------ Record list ------

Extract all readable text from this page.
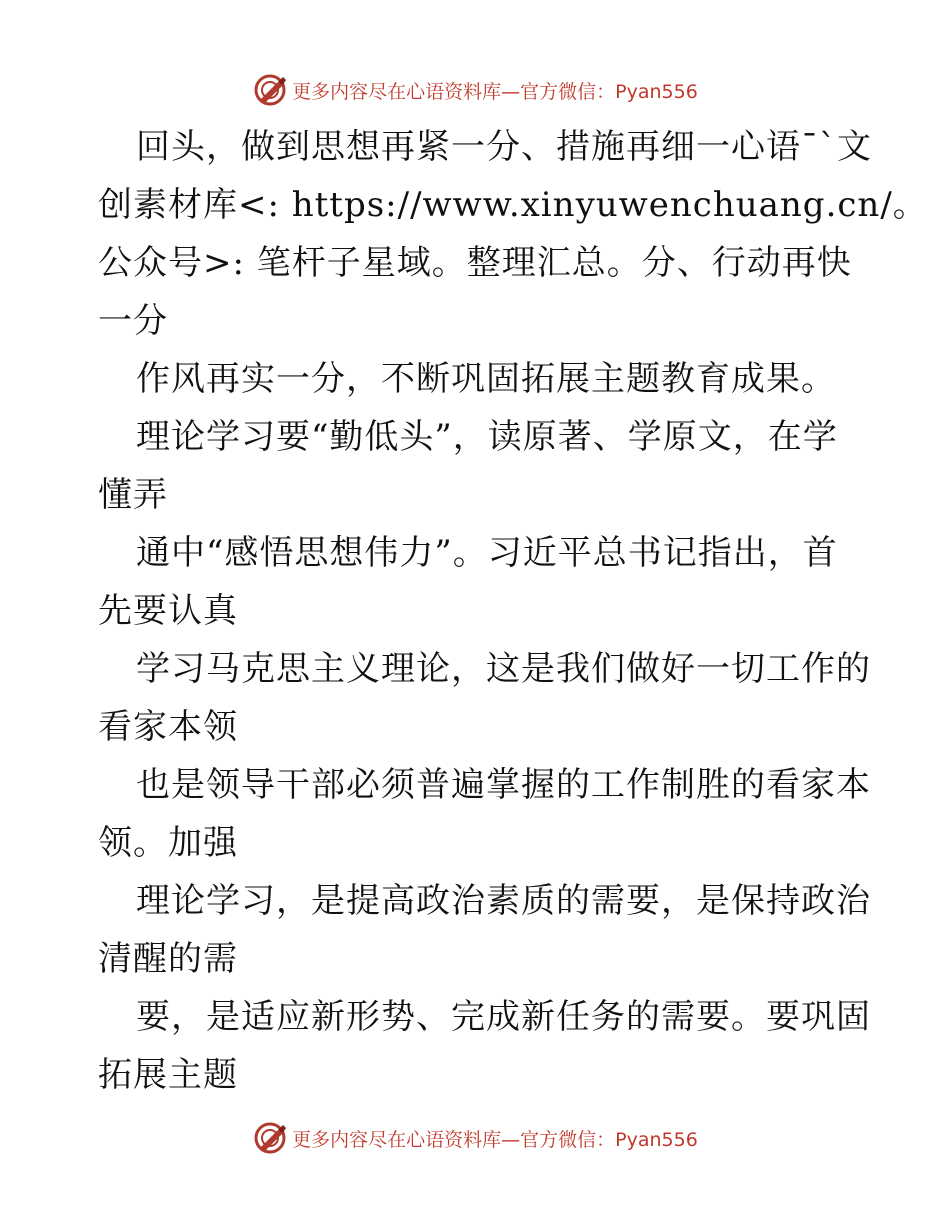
更多内容尽在心语资料库—官方微信：Pyan556
回头，做到思想再紧一分、措施再细一心语¯`文
创素材库<: https://www.xinyuwenchuang.cn/。
公众号>: 笔杆子星域。整理汇总。分、行动再快
一分
作风再实一分，不断巩固拓展主题教育成果。
理论学习要“勤低头”，读原著、学原文，在学
懂弄
通中“感悟思想伟力”。习近平总书记指出，首
先要认真
学习马克思主义理论，这是我们做好一切工作的
看家本领
也是领导干部必须普遍掌握的工作制胜的看家本
领。加强
理论学习，是提高政治素质的需要，是保持政治
清醒的需
要，是适应新形势、完成新任务的需要。要巩固
拓展主题
更多内容尽在心语资料库—官方微信：Pyan556
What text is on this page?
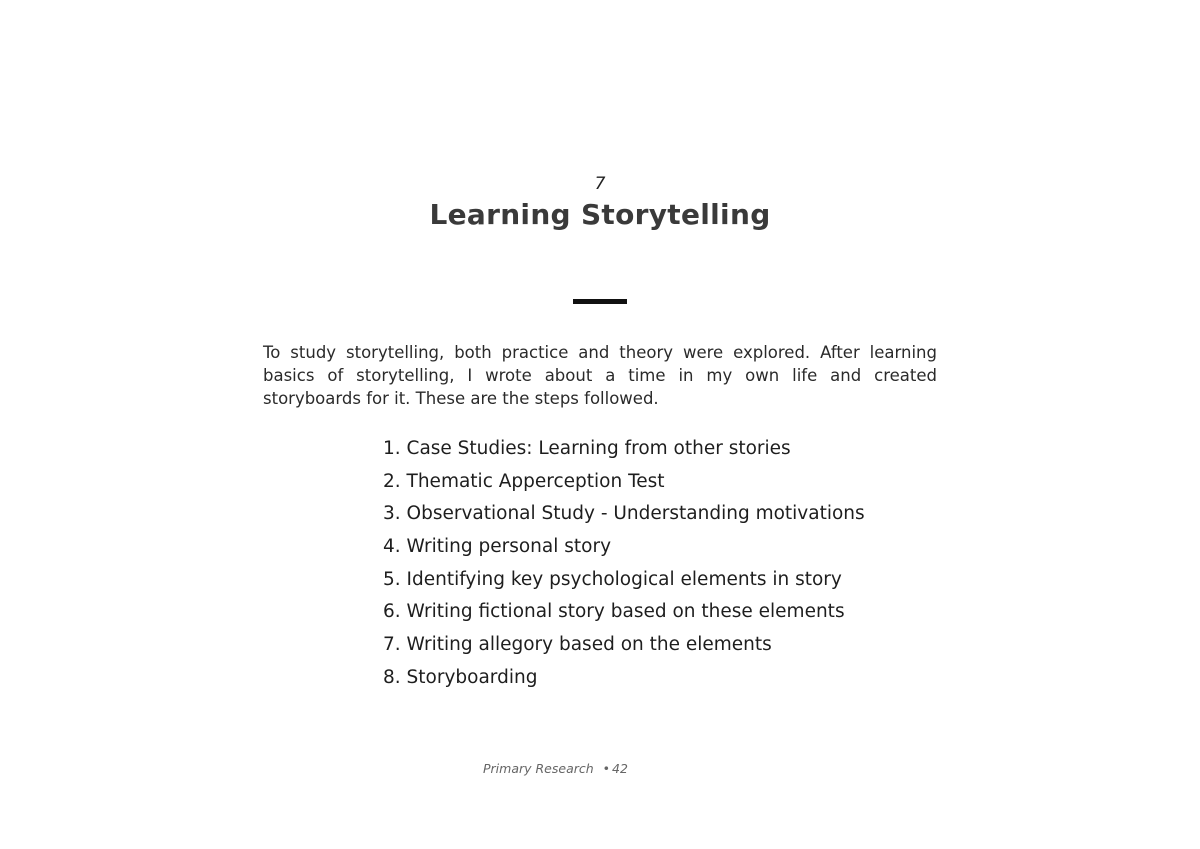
7
Learning Storytelling

To study storytelling, both practice and theory were explored. After learning basics of storytelling, I wrote about a time in my own life and created storyboards for it. These are the steps followed.

1. Case Studies: Learning from other stories
2. Thematic Apperception Test
3. Observational Study - Understanding motivations
4. Writing personal story
5. Identifying key psychological elements in story
6. Writing fictional story based on these elements
7. Writing allegory based on the elements
8. Storyboarding
Primary Research • 42
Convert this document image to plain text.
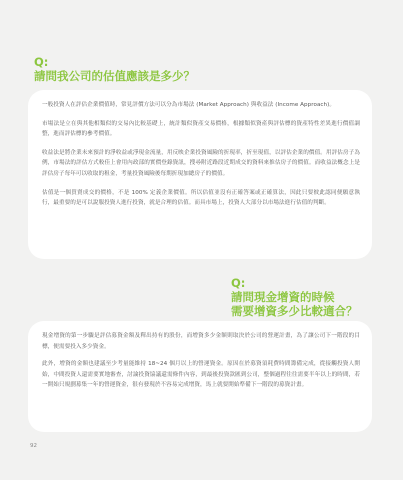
Q:
請問我公司的估值應該是多少？

一般投資人在評估企業價值時，常見評價方法可以分為市場法 (Market Approach) 與收益法 (Income Approach)。

市場法是立在與其他相類似的交易內比較基礎上，統計類似資產交易價格，根據類似資產與評估標的資產特性差異進行價值調整，進而評估標的參考價值。

收益法是將企業未來預計的淨收益或淨現金流量，用反映企業投資風險的折現率，折至現值，以評估企業的價值。用評估房子為例，市場法的評估方式較佳上會用內政部的實價登錄資訊，搜尋附近路段近期成交的資料來推估房子的價值。而收益法概念上是評估房子每年可以收取的租金，考量投資風險後每期折現加總房子的價值。

估值是一個買賣成交的價格，不是 100% 定義企業價值。所以估值並沒有正確答案或正確算法，因此只要彼此認同便願意執行，最重要的是可以說服投資人進行投資，就是合理的估值。而具市場上，投資人大部分以市場法進行估值的判斷。

Q:
請問現金增資的時候
需要增資多少比較適合？

現金增資的第一步驟是評估募資金額及釋出持有的股份，而增資多少金額則取決於公司的營運計畫，為了讓公司下一階段的目標，便需要投入多少資金。

此外，增資的金額也建議至少考量能維持 18~24 個月以上的營運資金。原因在於募資須耗費時間籌備完成，從接觸投資人開始，中間投資人還需要實地審查，討論投資協議還需條件內容，到最後投資款匯到公司，整個過程往往需要半年以上的時間，若一開始只規劃募集一年的營運資金，很有發現於不容易完成增資，馬上就要開始準備下一階段的募資計畫。

92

------

▸ Requirement
Reproduce each entry precisely. Leave the pictures out.

▸ Solution
Extract all readable text from this page.
更多内容尽在心语资料库—官方微信：Pyan556
回头，做到思想再紧一分、措施再细一心语¯`文
创素材库<: https://www.xinyuwenchuang.cn/。
公众号>: 笔杆子星域。整理汇总。分、行动再快
一分
作风再实一分，不断巩固拓展主题教育成果。
理论学习要“勤低头”，读原著、学原文，在学
懂弄
通中“感悟思想伟力”。习近平总书记指出，首
先要认真
学习马克思主义理论，这是我们做好一切工作的
看家本领
也是领导干部必须普遍掌握的工作制胜的看家本
领。加强
理论学习，是提高政治素质的需要，是保持政治
清醒的需
要，是适应新形势、完成新任务的需要。要巩固
拓展主题
更多内容尽在心语资料库—官方微信：Pyan556
What text is on this page?
7
Learning Storytelling

To study storytelling, both practice and theory were explored. After learning basics of storytelling, I wrote about a time in my own life and created storyboards for it. These are the steps followed.

1. Case Studies: Learning from other stories
2. Thematic Apperception Test
3. Observational Study - Understanding motivations
4. Writing personal story
5. Identifying key psychological elements in story
6. Writing fictional story based on these elements
7. Writing allegory based on the elements
8. Storyboarding
Primary Research • 42
Convert this document image to plain text.
Q:
請問我公司的估值應該是多少？

一般投資人在評估企業價值時，常見評價方法可以分為市場法 (Market Approach) 與收益法 (Income Approach)。

市場法是立在與其他相類似的交易內比較基礎上，統計類似資產交易價格，根據類似資產與評估標的資產特性差異進行價值調整，進而評估標的參考價值。

收益法是將企業未來預計的淨收益或淨現金流量，用反映企業投資風險的折現率，折至現值，以評估企業的價值。用評估房子為例，市場法的評估方式較佳上會用內政部的實價登錄資訊，搜尋附近路段近期成交的資料來推估房子的價值。而收益法概念上是評估房子每年可以收取的租金，考量投資風險後每期折現加總房子的價值。

估值是一個買賣成交的價格，不是 100% 定義企業價值。所以估值並沒有正確答案或正確算法，因此只要彼此認同便願意執行，最重要的是可以說服投資人進行投資，就是合理的估值。而具市場上，投資人大部分以市場法進行估值的判斷。

Q:
請問現金增資的時候
需要增資多少比較適合？

現金增資的第一步驟是評估募資金額及釋出持有的股份，而增資多少金額則取決於公司的營運計畫，為了讓公司下一階段的目標，便需要投入多少資金。

此外，增資的金額也建議至少考量能維持 18~24 個月以上的營運資金。原因在於募資須耗費時間籌備完成，從接觸投資人開始，中間投資人還需要實地審查，討論投資協議還需條件內容，到最後投資款匯到公司，整個過程往往需要半年以上的時間，若一開始只規劃募集一年的營運資金，很有發現於不容易完成增資，馬上就要開始準備下一階段的募資計畫。

92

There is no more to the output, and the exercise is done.